== Objective ==
Can you retype every record below exactly as written?

## START Information given

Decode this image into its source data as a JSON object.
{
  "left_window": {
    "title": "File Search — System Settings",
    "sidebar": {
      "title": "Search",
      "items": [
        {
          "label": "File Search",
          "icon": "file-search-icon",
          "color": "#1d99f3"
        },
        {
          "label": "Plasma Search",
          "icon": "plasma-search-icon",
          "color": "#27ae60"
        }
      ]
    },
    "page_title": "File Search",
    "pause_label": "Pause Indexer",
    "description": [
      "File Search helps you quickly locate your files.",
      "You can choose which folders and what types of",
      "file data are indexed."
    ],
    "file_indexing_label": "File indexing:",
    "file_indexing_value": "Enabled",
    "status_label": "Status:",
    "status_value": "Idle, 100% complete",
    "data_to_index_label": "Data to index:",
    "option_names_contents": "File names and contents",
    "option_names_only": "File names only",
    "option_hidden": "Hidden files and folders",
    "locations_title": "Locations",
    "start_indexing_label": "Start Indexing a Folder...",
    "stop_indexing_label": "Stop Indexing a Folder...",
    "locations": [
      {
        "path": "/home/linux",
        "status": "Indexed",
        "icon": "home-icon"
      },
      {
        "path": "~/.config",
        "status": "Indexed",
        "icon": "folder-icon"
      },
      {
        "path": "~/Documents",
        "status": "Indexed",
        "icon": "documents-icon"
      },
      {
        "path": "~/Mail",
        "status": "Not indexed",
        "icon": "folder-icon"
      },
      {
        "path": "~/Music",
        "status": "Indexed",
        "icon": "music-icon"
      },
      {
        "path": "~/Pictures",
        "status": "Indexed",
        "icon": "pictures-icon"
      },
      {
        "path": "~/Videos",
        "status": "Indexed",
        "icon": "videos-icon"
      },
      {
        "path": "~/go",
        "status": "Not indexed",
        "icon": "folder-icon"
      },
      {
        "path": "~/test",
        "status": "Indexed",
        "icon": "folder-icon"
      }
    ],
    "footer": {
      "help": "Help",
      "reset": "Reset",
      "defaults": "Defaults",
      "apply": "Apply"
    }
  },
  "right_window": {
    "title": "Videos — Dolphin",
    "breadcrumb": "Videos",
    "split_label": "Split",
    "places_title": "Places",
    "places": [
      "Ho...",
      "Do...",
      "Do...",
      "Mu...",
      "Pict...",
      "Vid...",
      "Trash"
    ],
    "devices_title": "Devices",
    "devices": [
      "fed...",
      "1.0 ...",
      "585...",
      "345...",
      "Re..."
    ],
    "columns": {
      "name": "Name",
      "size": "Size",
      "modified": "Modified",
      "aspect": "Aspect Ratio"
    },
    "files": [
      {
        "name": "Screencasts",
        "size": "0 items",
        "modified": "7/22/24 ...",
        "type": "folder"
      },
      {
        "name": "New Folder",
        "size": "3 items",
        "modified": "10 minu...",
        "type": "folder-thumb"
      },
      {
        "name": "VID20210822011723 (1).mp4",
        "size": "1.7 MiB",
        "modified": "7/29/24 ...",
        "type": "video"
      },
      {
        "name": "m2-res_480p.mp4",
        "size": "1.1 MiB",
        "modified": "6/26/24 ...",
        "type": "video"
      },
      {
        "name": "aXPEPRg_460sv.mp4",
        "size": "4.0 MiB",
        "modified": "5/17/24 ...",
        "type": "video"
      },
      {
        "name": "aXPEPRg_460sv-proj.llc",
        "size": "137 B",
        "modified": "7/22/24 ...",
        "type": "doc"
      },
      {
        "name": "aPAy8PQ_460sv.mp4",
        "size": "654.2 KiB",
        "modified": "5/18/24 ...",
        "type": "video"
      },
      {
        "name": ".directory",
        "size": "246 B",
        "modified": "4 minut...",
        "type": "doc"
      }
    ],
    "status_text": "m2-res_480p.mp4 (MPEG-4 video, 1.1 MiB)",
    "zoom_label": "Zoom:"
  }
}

## END Information given

== Expected output ==
Decode this image into its source data as a JSON object.
{
  "left_window": {
    "title": "File Search — System Settings",
    "sidebar": {
      "title": "Search",
      "items": [
        {
          "label": "File Search",
          "icon": "file-search-icon",
          "color": "#1d99f3"
        },
        {
          "label": "Plasma Search",
          "icon": "plasma-search-icon",
          "color": "#27ae60"
        }
      ]
    },
    "page_title": "File Search",
    "pause_label": "Pause Indexer",
    "description": [
      "File Search helps you quickly locate your files.",
      "You can choose which folders and what types of",
      "file data are indexed."
    ],
    "file_indexing_label": "File indexing:",
    "file_indexing_value": "Enabled",
    "status_label": "Status:",
    "status_value": "Idle, 100% complete",
    "data_to_index_label": "Data to index:",
    "option_names_contents": "File names and contents",
    "option_names_only": "File names only",
    "option_hidden": "Hidden files and folders",
    "locations_title": "Locations",
    "start_indexing_label": "Start Indexing a Folder...",
    "stop_indexing_label": "Stop Indexing a Folder...",
    "locations": [
      {
        "path": "/home/linux",
        "status": "Indexed",
        "icon": "home-icon"
      },
      {
        "path": "~/.config",
        "status": "Indexed",
        "icon": "folder-icon"
      },
      {
        "path": "~/Documents",
        "status": "Indexed",
        "icon": "documents-icon"
      },
      {
        "path": "~/Mail",
        "status": "Not indexed",
        "icon": "folder-icon"
      },
      {
        "path": "~/Music",
        "status": "Indexed",
        "icon": "music-icon"
      },
      {
        "path": "~/Pictures",
        "status": "Indexed",
        "icon": "pictures-icon"
      },
      {
        "path": "~/Videos",
        "status": "Indexed",
        "icon": "videos-icon"
      },
      {
        "path": "~/go",
        "status": "Not indexed",
        "icon": "folder-icon"
      },
      {
        "path": "~/test",
        "status": "Indexed",
        "icon": "folder-icon"
      }
    ],
    "footer": {
      "help": "Help",
      "reset": "Reset",
      "defaults": "Defaults",
      "apply": "Apply"
    }
  },
  "right_window": {
    "title": "Videos — Dolphin",
    "breadcrumb": "Videos",
    "split_label": "Split",
    "places_title": "Places",
    "places": [
      "Ho...",
      "Do...",
      "Do...",
      "Mu...",
      "Pict...",
      "Vid...",
      "Trash"
    ],
    "devices_title": "Devices",
    "devices": [
      "fed...",
      "1.0 ...",
      "585...",
      "345...",
      "Re..."
    ],
    "columns": {
      "name": "Name",
      "size": "Size",
      "modified": "Modified",
      "aspect": "Aspect Ratio"
    },
    "files": [
      {
        "name": "Screencasts",
        "size": "0 items",
        "modified": "7/22/24 ...",
        "type": "folder"
      },
      {
        "name": "New Folder",
        "size": "3 items",
        "modified": "10 minu...",
        "type": "folder-thumb"
      },
      {
        "name": "VID20210822011723 (1).mp4",
        "size": "1.7 MiB",
        "modified": "7/29/24 ...",
        "type": "video"
      },
      {
        "name": "m2-res_480p.mp4",
        "size": "1.1 MiB",
        "modified": "6/26/24 ...",
        "type": "video"
      },
      {
        "name": "aXPEPRg_460sv.mp4",
        "size": "4.0 MiB",
        "modified": "5/17/24 ...",
        "type": "video"
      },
      {
        "name": "aXPEPRg_460sv-proj.llc",
        "size": "137 B",
        "modified": "7/22/24 ...",
        "type": "doc"
      },
      {
        "name": "aPAy8PQ_460sv.mp4",
        "size": "654.2 KiB",
        "modified": "5/18/24 ...",
        "type": "video"
      },
      {
        "name": ".directory",
        "size": "246 B",
        "modified": "4 minut...",
        "type": "doc"
      }
    ],
    "status_text": "m2-res_480p.mp4 (MPEG-4 video, 1.1 MiB)",
    "zoom_label": "Zoom:"
  }
}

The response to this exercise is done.